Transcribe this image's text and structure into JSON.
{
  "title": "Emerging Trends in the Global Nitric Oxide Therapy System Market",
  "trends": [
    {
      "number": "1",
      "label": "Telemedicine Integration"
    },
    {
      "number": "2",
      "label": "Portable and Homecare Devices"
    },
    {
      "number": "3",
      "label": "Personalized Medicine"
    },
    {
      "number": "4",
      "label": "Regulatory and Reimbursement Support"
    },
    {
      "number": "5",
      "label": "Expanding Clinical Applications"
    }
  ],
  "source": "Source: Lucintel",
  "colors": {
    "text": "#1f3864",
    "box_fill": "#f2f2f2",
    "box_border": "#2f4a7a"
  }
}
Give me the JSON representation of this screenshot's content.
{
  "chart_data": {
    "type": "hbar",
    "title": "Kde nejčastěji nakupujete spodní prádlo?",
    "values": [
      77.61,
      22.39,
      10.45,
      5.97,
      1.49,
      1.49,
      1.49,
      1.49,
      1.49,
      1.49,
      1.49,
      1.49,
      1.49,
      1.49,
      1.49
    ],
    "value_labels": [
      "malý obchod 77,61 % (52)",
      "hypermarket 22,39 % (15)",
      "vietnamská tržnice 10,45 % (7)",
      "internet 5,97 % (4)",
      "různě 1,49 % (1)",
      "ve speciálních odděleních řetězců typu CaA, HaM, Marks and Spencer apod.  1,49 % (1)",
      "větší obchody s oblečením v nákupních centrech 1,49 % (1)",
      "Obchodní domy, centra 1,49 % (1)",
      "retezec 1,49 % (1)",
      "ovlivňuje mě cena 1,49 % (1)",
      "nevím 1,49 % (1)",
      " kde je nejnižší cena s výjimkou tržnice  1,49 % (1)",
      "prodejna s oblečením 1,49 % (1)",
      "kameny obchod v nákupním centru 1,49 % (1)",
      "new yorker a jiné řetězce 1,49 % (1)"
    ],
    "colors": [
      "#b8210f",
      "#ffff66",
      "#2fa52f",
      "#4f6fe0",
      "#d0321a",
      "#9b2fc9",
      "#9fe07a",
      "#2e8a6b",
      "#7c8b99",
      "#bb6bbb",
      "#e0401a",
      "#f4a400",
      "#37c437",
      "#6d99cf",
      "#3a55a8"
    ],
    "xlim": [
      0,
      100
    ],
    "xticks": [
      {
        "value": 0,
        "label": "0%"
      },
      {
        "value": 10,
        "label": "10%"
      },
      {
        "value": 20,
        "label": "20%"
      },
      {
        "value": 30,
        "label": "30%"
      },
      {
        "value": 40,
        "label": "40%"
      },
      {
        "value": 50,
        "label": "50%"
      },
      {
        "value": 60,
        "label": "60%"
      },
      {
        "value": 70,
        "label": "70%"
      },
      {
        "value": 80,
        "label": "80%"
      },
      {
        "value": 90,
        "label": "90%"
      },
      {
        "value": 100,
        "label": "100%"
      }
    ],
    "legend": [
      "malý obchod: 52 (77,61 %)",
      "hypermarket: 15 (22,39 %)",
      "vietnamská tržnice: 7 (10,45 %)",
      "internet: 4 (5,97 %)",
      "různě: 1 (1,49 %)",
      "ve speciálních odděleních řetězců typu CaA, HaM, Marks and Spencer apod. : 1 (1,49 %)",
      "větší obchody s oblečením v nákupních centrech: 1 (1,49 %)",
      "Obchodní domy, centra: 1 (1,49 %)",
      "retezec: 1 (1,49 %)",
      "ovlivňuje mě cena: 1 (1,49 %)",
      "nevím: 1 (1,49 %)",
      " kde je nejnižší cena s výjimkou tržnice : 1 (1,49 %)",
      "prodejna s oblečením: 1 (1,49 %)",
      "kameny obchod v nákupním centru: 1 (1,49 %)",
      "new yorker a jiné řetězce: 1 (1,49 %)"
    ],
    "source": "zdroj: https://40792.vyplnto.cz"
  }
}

- Request: Identify each line of the material where the word "source" shows up, and copy it.

- Full answer:
  "source": "Source: Lucintel",
    "source": "zdroj: https://40792.vyplnto.cz"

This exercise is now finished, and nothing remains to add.